Problem details: Your task is to gather the lines below that hold the string "shown".

The input:
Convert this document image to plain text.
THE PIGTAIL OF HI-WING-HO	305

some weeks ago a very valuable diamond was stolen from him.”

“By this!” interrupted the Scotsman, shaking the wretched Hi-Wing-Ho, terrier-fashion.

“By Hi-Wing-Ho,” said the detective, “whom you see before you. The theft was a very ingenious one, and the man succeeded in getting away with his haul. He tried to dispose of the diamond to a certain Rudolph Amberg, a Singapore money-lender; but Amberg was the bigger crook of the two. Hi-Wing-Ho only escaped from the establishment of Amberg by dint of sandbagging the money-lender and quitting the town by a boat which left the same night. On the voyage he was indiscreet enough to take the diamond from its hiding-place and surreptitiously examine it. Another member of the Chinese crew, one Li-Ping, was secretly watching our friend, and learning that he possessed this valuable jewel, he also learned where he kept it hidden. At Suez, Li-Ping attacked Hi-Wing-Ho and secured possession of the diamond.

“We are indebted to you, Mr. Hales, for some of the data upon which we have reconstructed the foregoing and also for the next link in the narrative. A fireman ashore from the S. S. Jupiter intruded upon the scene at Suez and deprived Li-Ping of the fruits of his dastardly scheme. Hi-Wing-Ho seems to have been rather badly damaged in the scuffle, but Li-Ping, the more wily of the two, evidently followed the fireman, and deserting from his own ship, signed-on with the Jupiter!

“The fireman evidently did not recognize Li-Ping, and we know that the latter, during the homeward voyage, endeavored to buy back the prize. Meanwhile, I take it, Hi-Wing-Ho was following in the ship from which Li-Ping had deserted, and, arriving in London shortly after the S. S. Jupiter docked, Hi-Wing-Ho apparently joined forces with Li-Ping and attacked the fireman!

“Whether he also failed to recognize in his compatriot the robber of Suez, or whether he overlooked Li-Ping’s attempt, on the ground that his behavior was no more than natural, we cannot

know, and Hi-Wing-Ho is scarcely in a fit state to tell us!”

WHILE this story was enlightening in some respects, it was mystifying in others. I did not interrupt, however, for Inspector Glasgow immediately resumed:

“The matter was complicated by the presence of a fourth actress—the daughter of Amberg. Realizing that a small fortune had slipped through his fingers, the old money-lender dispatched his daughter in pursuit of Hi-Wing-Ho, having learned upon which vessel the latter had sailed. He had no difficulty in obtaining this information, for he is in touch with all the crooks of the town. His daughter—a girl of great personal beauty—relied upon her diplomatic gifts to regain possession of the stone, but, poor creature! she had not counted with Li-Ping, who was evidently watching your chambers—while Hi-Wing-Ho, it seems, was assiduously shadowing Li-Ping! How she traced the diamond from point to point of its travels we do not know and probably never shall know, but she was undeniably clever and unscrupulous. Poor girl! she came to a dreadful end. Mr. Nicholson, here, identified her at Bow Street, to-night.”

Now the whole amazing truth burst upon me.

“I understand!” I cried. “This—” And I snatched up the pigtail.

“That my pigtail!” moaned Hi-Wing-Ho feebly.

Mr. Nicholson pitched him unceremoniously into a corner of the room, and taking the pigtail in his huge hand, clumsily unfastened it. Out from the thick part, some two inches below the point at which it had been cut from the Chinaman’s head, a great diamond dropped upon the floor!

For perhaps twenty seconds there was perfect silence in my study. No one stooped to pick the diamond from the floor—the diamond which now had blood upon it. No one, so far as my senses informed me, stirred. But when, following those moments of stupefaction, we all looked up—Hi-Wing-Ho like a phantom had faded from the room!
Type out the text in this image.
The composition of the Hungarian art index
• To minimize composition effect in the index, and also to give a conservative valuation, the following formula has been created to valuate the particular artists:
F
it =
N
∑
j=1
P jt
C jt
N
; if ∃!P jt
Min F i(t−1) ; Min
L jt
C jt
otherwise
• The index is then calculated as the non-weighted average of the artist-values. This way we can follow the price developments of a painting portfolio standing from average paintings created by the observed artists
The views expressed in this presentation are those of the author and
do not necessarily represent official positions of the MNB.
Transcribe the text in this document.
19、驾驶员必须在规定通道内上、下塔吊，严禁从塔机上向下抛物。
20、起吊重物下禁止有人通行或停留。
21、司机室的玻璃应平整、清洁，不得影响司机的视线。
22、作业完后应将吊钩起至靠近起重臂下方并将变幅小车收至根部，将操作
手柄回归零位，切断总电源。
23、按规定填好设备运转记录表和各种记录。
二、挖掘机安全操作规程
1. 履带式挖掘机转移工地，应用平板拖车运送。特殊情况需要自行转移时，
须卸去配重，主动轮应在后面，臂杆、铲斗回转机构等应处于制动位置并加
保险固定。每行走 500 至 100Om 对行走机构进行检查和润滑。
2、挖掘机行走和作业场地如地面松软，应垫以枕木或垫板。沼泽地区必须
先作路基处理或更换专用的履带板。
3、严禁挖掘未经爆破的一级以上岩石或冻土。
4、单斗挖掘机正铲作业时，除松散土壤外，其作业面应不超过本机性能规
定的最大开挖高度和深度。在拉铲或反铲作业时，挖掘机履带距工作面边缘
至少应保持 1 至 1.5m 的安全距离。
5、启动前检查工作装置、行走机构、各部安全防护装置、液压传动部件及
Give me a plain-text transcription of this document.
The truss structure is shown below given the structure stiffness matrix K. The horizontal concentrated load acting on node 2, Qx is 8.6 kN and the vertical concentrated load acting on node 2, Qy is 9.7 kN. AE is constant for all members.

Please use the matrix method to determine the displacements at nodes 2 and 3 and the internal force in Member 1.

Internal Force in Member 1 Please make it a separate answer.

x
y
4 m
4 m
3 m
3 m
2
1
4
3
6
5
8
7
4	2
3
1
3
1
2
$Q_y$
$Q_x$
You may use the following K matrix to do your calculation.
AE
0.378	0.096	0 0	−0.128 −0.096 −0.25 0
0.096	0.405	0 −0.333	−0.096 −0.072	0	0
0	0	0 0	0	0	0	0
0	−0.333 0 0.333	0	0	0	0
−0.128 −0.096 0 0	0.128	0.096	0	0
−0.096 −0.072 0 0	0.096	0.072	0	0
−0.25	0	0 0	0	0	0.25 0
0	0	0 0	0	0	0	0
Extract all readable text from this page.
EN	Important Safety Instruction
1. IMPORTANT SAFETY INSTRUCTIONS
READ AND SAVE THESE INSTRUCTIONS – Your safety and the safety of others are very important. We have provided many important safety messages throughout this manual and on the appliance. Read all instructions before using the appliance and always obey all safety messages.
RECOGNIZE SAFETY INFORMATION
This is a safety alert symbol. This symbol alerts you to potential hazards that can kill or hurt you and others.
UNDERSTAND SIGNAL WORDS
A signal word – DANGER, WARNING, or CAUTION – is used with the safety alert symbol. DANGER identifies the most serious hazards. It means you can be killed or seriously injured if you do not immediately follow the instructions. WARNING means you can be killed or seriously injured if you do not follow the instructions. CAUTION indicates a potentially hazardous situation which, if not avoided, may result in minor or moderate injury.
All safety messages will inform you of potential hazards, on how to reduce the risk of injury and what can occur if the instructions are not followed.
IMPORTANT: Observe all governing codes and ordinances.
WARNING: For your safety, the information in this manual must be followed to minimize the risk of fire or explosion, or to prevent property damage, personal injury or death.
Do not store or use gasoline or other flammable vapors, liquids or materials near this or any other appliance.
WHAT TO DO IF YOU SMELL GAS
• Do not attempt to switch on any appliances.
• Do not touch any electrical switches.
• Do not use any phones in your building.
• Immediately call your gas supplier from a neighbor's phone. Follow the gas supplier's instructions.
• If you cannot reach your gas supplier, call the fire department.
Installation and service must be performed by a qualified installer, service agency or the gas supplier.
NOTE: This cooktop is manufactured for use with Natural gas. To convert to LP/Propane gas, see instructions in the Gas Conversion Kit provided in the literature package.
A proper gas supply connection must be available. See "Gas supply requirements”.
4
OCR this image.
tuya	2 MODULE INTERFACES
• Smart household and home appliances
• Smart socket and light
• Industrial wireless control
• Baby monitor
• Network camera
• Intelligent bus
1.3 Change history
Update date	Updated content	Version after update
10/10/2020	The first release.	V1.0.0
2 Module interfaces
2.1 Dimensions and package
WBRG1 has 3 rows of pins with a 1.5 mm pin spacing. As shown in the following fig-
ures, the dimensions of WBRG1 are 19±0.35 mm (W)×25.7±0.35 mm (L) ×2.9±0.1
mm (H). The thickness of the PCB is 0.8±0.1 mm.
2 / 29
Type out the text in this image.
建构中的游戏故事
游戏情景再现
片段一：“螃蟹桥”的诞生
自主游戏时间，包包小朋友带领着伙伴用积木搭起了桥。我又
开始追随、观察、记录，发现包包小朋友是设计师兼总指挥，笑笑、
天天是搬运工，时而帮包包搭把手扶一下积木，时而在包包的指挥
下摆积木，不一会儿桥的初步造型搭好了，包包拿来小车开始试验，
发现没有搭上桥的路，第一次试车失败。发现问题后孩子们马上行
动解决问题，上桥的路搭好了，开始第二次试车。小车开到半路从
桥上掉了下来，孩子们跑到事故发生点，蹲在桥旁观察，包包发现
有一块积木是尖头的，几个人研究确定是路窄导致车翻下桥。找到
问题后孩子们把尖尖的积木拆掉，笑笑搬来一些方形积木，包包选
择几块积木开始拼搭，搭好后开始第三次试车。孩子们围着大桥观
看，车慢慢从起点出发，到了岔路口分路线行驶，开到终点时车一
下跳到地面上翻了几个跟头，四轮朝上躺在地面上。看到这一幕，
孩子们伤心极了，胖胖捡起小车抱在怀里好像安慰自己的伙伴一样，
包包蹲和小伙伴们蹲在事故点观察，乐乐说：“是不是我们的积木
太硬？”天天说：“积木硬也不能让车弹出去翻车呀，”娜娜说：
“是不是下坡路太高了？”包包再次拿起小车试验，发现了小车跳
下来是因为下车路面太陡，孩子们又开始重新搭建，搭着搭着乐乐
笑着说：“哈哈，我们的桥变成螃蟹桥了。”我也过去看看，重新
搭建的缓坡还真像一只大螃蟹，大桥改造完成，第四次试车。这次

Task answer:
The truss structure is shown below given the structure stiffness matrix K. The horizontal concentrated load acting on node 2, Qx is 8.6 kN and the vertical concentrated load acting on node 2, Qy is 9.7 kN. AE is constant for all members.
WBRG1 has 3 rows of pins with a 1.5 mm pin spacing. As shown in the following fig-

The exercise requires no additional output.